REQUIREMENTS =>
Read the listing below and copy out every line that holds "foot".

····················

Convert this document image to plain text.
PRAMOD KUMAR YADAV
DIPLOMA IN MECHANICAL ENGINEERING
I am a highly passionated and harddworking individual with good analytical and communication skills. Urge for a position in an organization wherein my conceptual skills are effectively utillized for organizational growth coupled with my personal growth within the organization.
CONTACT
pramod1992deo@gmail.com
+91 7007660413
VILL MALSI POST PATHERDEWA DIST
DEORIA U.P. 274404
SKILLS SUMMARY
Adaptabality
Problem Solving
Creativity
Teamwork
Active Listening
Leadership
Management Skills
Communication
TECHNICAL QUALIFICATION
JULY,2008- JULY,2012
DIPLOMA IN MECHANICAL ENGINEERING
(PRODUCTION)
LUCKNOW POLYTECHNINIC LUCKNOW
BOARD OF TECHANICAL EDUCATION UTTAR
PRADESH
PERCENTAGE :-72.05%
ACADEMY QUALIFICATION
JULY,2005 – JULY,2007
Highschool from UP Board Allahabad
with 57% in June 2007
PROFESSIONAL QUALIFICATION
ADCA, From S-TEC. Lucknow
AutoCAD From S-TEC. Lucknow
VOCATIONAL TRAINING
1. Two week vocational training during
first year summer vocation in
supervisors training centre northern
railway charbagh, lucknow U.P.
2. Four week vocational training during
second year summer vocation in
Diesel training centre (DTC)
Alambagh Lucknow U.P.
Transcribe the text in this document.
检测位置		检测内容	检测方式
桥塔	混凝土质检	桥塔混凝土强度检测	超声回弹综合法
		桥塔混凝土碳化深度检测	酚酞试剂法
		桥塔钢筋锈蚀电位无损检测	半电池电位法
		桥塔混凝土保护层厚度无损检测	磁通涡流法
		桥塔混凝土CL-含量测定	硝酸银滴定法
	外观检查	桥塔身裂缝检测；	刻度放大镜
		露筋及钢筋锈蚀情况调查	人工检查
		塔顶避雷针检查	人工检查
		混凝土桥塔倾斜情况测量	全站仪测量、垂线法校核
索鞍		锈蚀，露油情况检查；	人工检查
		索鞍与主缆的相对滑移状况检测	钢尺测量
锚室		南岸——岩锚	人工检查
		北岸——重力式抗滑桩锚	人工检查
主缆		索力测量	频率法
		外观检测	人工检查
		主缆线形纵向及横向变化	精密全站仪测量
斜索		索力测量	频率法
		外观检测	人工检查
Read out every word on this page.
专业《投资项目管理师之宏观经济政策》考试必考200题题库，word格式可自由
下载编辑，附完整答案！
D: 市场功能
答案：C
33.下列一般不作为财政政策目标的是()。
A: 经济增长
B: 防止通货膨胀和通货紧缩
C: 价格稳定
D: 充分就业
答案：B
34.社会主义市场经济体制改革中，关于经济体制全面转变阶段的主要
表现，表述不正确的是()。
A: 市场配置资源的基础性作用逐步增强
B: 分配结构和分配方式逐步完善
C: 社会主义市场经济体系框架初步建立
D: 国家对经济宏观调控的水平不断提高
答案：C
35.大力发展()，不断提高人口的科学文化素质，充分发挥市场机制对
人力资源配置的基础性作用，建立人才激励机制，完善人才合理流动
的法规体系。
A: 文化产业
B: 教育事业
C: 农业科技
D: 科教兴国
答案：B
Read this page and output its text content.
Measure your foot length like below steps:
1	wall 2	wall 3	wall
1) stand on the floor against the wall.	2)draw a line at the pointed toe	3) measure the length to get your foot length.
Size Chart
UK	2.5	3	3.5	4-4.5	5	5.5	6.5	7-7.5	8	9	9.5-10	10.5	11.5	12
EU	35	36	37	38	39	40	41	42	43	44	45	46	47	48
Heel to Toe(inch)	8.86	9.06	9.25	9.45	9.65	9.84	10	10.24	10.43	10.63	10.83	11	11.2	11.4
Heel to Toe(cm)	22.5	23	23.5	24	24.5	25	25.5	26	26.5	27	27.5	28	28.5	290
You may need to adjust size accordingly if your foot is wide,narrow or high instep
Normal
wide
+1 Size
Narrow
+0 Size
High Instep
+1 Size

····················

ANSWER TO THE PROBLEM =>
Measure your foot length like below steps:
1) stand on the floor against the wall.	2)draw a line at the pointed toe	3) measure the length to get your foot length.
You may need to adjust size accordingly if your foot is wide,narrow or high instep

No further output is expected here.